● STATED EXERCISE
Among the entries, which lines carry the string "enjoyed"? Copy each of them.

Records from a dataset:

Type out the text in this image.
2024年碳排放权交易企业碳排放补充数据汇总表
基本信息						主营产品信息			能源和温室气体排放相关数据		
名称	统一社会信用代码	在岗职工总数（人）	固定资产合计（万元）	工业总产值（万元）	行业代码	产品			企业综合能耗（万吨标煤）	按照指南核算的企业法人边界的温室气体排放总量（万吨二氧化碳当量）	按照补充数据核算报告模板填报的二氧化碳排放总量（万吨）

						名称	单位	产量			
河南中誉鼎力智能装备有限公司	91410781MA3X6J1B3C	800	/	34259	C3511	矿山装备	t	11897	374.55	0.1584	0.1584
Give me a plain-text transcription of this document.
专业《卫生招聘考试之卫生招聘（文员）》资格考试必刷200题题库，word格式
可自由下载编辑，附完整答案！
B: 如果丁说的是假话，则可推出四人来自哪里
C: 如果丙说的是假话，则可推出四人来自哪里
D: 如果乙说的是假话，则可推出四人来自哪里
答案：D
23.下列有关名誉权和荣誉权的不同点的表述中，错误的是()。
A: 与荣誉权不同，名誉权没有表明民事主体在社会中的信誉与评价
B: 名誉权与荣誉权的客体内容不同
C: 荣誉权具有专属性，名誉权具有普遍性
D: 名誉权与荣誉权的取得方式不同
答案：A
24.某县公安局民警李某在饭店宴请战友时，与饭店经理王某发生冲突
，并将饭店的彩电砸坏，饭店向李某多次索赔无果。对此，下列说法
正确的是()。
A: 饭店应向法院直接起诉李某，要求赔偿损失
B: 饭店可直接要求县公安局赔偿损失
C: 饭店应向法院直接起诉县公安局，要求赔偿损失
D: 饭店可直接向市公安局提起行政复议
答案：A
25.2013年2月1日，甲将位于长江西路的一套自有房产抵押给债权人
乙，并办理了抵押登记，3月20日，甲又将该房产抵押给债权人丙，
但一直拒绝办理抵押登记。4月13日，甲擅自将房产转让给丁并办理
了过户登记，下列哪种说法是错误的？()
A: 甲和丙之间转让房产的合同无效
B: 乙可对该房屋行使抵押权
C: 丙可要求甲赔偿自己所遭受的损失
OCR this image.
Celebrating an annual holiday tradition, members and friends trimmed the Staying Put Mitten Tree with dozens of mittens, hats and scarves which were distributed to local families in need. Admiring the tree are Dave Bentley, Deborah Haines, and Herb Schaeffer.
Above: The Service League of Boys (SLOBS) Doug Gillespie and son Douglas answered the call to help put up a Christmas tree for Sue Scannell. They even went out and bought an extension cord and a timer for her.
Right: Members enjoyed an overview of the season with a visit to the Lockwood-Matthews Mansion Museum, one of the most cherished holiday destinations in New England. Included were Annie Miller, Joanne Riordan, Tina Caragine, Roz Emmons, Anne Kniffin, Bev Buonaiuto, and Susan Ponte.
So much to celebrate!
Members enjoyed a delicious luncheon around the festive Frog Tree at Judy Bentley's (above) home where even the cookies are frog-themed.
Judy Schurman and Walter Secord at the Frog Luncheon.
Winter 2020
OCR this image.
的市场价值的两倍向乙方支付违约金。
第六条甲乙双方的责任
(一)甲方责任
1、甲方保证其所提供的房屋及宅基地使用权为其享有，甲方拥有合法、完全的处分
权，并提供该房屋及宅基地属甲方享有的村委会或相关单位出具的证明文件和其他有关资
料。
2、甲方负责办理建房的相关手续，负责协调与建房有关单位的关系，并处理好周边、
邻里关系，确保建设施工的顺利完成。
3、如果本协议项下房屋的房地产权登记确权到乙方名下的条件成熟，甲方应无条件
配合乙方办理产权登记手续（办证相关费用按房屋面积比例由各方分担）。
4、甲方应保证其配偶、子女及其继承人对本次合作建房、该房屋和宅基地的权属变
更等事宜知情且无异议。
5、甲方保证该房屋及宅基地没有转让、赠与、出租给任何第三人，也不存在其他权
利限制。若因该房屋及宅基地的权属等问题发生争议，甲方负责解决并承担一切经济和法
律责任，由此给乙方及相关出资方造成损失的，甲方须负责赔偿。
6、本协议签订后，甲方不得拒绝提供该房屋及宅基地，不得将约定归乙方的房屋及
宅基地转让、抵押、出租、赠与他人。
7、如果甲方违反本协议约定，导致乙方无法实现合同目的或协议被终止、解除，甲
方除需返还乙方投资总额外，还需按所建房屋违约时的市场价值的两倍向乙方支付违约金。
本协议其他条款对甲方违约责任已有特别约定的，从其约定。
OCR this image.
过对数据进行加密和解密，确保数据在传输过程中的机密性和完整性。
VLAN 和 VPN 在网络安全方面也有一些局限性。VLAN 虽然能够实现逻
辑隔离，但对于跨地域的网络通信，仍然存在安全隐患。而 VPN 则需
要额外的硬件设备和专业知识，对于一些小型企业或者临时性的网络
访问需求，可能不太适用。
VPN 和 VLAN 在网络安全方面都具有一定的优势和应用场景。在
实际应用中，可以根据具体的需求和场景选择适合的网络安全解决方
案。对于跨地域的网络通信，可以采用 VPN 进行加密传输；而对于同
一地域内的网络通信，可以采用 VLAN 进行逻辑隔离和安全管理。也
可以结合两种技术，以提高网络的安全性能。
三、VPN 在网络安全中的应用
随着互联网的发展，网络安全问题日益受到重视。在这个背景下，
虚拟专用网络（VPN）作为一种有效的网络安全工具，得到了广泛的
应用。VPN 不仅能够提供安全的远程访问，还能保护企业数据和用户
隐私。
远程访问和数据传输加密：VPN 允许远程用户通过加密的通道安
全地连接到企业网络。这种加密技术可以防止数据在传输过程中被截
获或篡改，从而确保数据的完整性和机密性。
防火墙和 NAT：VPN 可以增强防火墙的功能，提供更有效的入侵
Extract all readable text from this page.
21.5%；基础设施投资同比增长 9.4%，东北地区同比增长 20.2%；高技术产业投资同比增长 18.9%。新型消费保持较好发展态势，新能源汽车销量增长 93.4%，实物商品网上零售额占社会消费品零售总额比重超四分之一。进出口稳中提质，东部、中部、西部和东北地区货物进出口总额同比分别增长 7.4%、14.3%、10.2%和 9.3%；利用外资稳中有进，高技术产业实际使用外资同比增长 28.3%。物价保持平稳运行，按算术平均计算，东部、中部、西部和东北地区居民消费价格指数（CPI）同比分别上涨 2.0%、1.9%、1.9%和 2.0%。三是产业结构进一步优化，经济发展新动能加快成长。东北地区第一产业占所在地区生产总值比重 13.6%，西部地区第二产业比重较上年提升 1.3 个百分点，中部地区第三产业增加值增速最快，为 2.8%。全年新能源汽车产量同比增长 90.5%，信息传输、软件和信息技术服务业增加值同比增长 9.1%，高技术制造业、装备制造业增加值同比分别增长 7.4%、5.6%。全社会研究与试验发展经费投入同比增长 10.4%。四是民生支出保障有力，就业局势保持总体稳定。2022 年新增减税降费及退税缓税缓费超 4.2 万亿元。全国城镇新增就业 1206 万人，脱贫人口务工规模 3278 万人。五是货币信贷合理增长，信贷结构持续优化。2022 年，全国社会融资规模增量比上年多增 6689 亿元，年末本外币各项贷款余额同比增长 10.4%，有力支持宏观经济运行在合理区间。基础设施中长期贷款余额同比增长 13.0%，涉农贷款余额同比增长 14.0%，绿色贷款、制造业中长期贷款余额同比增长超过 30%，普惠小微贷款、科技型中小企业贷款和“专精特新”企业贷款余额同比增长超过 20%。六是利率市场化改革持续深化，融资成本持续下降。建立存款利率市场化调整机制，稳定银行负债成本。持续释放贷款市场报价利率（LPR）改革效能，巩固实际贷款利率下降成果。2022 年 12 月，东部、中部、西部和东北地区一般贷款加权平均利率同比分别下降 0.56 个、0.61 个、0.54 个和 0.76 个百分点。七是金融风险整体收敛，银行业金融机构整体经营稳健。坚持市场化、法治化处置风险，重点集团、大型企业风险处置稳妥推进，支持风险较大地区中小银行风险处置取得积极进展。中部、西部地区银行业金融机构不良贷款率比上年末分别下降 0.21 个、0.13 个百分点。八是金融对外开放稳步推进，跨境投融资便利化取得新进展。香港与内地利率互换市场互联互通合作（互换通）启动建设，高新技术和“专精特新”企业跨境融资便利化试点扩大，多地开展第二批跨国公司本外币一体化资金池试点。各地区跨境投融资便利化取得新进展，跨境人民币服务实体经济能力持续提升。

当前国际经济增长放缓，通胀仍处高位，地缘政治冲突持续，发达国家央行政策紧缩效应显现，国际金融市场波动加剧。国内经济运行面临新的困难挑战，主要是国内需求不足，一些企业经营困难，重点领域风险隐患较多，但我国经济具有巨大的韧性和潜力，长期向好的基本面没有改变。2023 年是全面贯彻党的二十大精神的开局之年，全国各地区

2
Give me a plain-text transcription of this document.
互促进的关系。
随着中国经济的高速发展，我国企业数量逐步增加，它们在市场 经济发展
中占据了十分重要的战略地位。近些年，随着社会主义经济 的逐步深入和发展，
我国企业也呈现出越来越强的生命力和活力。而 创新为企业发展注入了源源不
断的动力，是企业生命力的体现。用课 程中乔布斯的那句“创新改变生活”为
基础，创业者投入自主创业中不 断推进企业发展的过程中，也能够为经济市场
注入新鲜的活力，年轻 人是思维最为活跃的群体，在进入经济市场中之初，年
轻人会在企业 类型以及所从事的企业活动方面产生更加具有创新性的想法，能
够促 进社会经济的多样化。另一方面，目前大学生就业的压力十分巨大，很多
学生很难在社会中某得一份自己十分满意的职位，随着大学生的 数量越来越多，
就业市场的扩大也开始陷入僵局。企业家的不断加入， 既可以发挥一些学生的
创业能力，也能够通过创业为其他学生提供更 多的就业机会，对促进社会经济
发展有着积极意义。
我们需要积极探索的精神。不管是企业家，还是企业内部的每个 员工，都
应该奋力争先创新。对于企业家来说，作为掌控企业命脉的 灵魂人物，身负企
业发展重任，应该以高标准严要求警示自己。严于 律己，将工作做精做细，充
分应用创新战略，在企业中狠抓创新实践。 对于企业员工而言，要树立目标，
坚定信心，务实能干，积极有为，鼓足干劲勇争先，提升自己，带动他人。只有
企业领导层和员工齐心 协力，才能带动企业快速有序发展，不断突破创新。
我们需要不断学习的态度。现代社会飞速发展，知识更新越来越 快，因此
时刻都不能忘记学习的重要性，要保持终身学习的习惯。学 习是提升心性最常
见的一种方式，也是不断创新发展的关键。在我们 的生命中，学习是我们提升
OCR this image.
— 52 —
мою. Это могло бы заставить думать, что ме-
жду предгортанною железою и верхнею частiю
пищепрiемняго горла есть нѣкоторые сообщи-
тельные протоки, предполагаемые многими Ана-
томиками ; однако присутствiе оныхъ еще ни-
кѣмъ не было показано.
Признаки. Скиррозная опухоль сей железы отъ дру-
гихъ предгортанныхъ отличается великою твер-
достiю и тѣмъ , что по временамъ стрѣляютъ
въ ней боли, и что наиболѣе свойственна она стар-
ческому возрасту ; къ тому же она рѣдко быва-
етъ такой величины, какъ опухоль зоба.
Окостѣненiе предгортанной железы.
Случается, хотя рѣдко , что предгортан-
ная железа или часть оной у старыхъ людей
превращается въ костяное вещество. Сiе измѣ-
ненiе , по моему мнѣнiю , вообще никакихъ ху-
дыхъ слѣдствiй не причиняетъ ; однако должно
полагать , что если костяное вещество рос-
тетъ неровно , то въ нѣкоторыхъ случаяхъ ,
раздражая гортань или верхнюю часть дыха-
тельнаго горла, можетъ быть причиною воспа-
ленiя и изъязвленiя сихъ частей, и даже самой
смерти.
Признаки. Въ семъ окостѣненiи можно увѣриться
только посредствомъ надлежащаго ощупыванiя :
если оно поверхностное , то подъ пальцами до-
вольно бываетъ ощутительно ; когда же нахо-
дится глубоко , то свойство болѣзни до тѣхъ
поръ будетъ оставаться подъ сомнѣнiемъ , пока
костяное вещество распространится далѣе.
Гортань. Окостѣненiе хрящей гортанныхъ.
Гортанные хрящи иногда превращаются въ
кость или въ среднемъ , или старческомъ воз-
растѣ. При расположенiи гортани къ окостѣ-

● RESULT OF THE EXERCISE
Right: Members enjoyed an overview of the season with a visit to the Lockwood-Matthews Mansion Museum, one of the most cherished holiday destinations in New England. Included were Annie Miller, Joanne Riordan, Tina Caragine, Roz Emmons, Anne Kniffin, Bev Buonaiuto, and Susan Ponte.
Members enjoyed a delicious luncheon around the festive Frog Tree at Judy Bentley's (above) home where even the cookies are frog-themed.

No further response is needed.